■ **Instructions to follow**
Below is a listing to write out in full, exactly as given, without its pictures.

Stored records
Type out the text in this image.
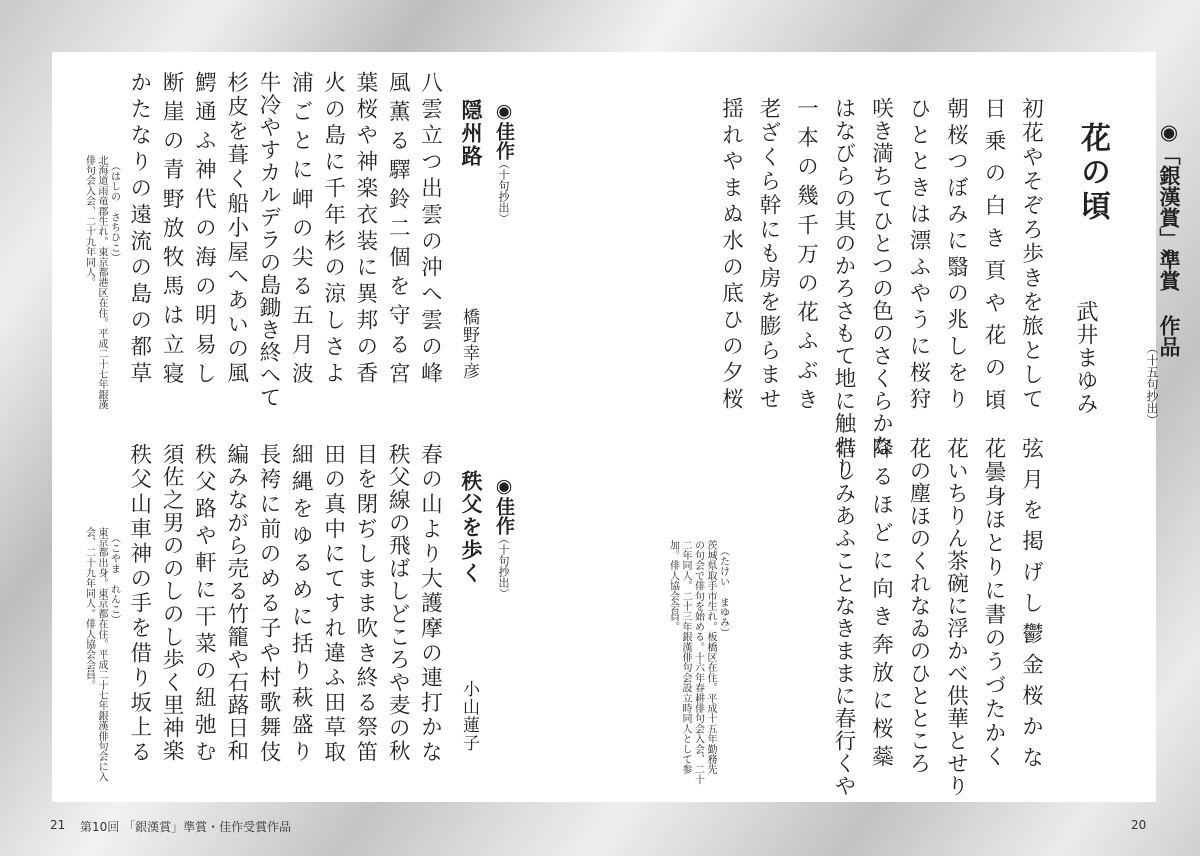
◉「銀漢賞」準賞 作品
（十五句抄出）
花の頃
武井まゆみ
初花やそぞろ歩きを旅として
日乗の白き頁や花の頃
朝桜つぼみに翳の兆しをり
ひとときは漂ふやうに桜狩
咲き満ちてひとつの色のさくらかな
はなびらの其のかろさもて地に触れり
一本の幾千万の花ふぶき
老ざくら幹にも房を膨らませ
揺れやまぬ水の底ひの夕桜
弦月を掲げし鬱金桜かな
花曇身ほとりに書のうづたかく
花いちりん茶碗に浮かべ供華とせり
花の塵ほのくれなゐのひとところ
降るほどに向き奔放に桜蘂
惜しみあふことなきままに春行くや
（たけい　まゆみ）
茨城県取手市生れ。板橋区在住。平成十五年勤務先
の句会で俳句を始める。十六年春耕俳句会入会、二十
二年同人。二十三年銀漢俳句会設立時同人として参
加。俳人協会会員。
◉佳作
（十句抄出）
隠州路
橋野幸彦
八雲立つ出雲の沖へ雲の峰
風薫る驛鈴二個を守る宮
葉桜や神楽衣装に異邦の香
火の島に千年杉の涼しさよ
浦ごとに岬の尖る五月波
牛冷やすカルデラの島鋤き終へて
杉皮を葺く船小屋へあいの風
鰐通ふ神代の海の明易し
断崖の青野放牧馬は立寝
かたなりの遠流の島の都草
（はしの　さちひこ）
北海道雨竜郡生れ。東京都港区在住。平成二十七年銀漢
俳句会入会、二十九年同人。
◉佳作
（十句抄出）
秩父を歩く
小山蓮子
春の山より大護摩の連打かな
秩父線の飛ばしどころや麦の秋
目を閉ぢしまま吹き終る祭笛
田の真中にてすれ違ふ田草取
細縄をゆるめに括り萩盛り
長袴に前のめる子や村歌舞伎
編みながら売る竹籠や石蕗日和
秩父路や軒に干菜の紐弛む
須佐之男ののしのし歩く里神楽
秩父山車神の手を借り坂上る
（こやま　れんこ）
東京都出身。東京都在住。平成二十七年銀漢俳句会に入
会、二十九年同人。俳人協会会員。
21 第10回 「銀漢賞」準賞・佳作受賞作品	20
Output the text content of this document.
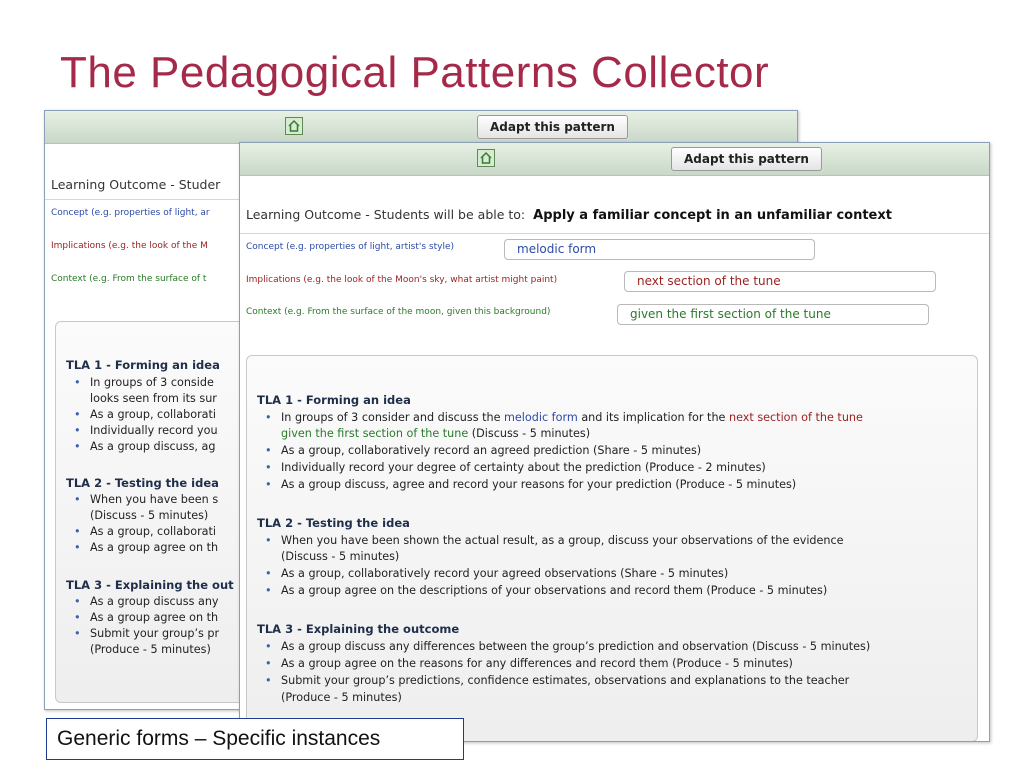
The Pedagogical Patterns Collector
Adapt this pattern
Learning Outcome - Studer
Concept (e.g. properties of light, ar
Implications (e.g. the look of the M
Context (e.g. From the surface of t
TLA 1 - Forming an idea
• In groups of 3 conside
looks seen from its sur
• As a group, collaborati
• Individually record you
• As a group discuss, ag
TLA 2 - Testing the idea
• When you have been s
(Discuss - 5 minutes)
• As a group, collaborati
• As a group agree on th
TLA 3 - Explaining the out
• As a group discuss any
• As a group agree on th
• Submit your group’s pr
(Produce - 5 minutes)
Adapt this pattern
Learning Outcome - Students will be able to: Apply a familiar concept in an unfamiliar context
Concept (e.g. properties of light, artist's style)	melodic form
Implications (e.g. the look of the Moon's sky, what artist might paint)	next section of the tune
Context (e.g. From the surface of the moon, given this background)	given the first section of the tune
TLA 1 - Forming an idea
• In groups of 3 consider and discuss the melodic form and its implication for the next section of the tune
given the first section of the tune (Discuss - 5 minutes)
• As a group, collaboratively record an agreed prediction (Share - 5 minutes)
• Individually record your degree of certainty about the prediction (Produce - 2 minutes)
• As a group discuss, agree and record your reasons for your prediction (Produce - 5 minutes)
TLA 2 - Testing the idea
• When you have been shown the actual result, as a group, discuss your observations of the evidence
(Discuss - 5 minutes)
• As a group, collaboratively record your agreed observations (Share - 5 minutes)
• As a group agree on the descriptions of your observations and record them (Produce - 5 minutes)
TLA 3 - Explaining the outcome
• As a group discuss any differences between the group’s prediction and observation (Discuss - 5 minutes)
• As a group agree on the reasons for any differences and record them (Produce - 5 minutes)
• Submit your group’s predictions, confidence estimates, observations and explanations to the teacher
(Produce - 5 minutes)
Generic forms – Specific instances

■ **Solution for this problem**
Type out the text in this image.
◉「銀漢賞」準賞 作品
（十五句抄出）
花の頃
武井まゆみ
初花やそぞろ歩きを旅として
日乗の白き頁や花の頃
朝桜つぼみに翳の兆しをり
ひとときは漂ふやうに桜狩
咲き満ちてひとつの色のさくらかな
はなびらの其のかろさもて地に触れり
一本の幾千万の花ふぶき
老ざくら幹にも房を膨らませ
揺れやまぬ水の底ひの夕桜
弦月を掲げし鬱金桜かな
花曇身ほとりに書のうづたかく
花いちりん茶碗に浮かべ供華とせり
花の塵ほのくれなゐのひとところ
降るほどに向き奔放に桜蘂
惜しみあふことなきままに春行くや
（たけい　まゆみ）
茨城県取手市生れ。板橋区在住。平成十五年勤務先
の句会で俳句を始める。十六年春耕俳句会入会、二十
二年同人。二十三年銀漢俳句会設立時同人として参
加。俳人協会会員。
◉佳作
（十句抄出）
隠州路
橋野幸彦
八雲立つ出雲の沖へ雲の峰
風薫る驛鈴二個を守る宮
葉桜や神楽衣装に異邦の香
火の島に千年杉の涼しさよ
浦ごとに岬の尖る五月波
牛冷やすカルデラの島鋤き終へて
杉皮を葺く船小屋へあいの風
鰐通ふ神代の海の明易し
断崖の青野放牧馬は立寝
かたなりの遠流の島の都草
（はしの　さちひこ）
北海道雨竜郡生れ。東京都港区在住。平成二十七年銀漢
俳句会入会、二十九年同人。
◉佳作
（十句抄出）
秩父を歩く
小山蓮子
春の山より大護摩の連打かな
秩父線の飛ばしどころや麦の秋
目を閉ぢしまま吹き終る祭笛
田の真中にてすれ違ふ田草取
細縄をゆるめに括り萩盛り
長袴に前のめる子や村歌舞伎
編みながら売る竹籠や石蕗日和
秩父路や軒に干菜の紐弛む
須佐之男ののしのし歩く里神楽
秩父山車神の手を借り坂上る
（こやま　れんこ）
東京都出身。東京都在住。平成二十七年銀漢俳句会に入
会、二十九年同人。俳人協会会員。
21 第10回 「銀漢賞」準賞・佳作受賞作品	20
Output the text content of this document.
The Pedagogical Patterns Collector
Adapt this pattern
Learning Outcome - Studer
Concept (e.g. properties of light, ar
Implications (e.g. the look of the M
Context (e.g. From the surface of t
TLA 1 - Forming an idea
• In groups of 3 conside
looks seen from its sur
• As a group, collaborati
• Individually record you
• As a group discuss, ag
TLA 2 - Testing the idea
• When you have been s
(Discuss - 5 minutes)
• As a group, collaborati
• As a group agree on th
TLA 3 - Explaining the out
• As a group discuss any
• As a group agree on th
• Submit your group’s pr
(Produce - 5 minutes)
Adapt this pattern
Learning Outcome - Students will be able to: Apply a familiar concept in an unfamiliar context
Concept (e.g. properties of light, artist's style)	melodic form
Implications (e.g. the look of the Moon's sky, what artist might paint)	next section of the tune
Context (e.g. From the surface of the moon, given this background)	given the first section of the tune
TLA 1 - Forming an idea
• In groups of 3 consider and discuss the melodic form and its implication for the next section of the tune
given the first section of the tune (Discuss - 5 minutes)
• As a group, collaboratively record an agreed prediction (Share - 5 minutes)
• Individually record your degree of certainty about the prediction (Produce - 2 minutes)
• As a group discuss, agree and record your reasons for your prediction (Produce - 5 minutes)
TLA 2 - Testing the idea
• When you have been shown the actual result, as a group, discuss your observations of the evidence
(Discuss - 5 minutes)
• As a group, collaboratively record your agreed observations (Share - 5 minutes)
• As a group agree on the descriptions of your observations and record them (Produce - 5 minutes)
TLA 3 - Explaining the outcome
• As a group discuss any differences between the group’s prediction and observation (Discuss - 5 minutes)
• As a group agree on the reasons for any differences and record them (Produce - 5 minutes)
• Submit your group’s predictions, confidence estimates, observations and explanations to the teacher
(Produce - 5 minutes)
Generic forms – Specific instances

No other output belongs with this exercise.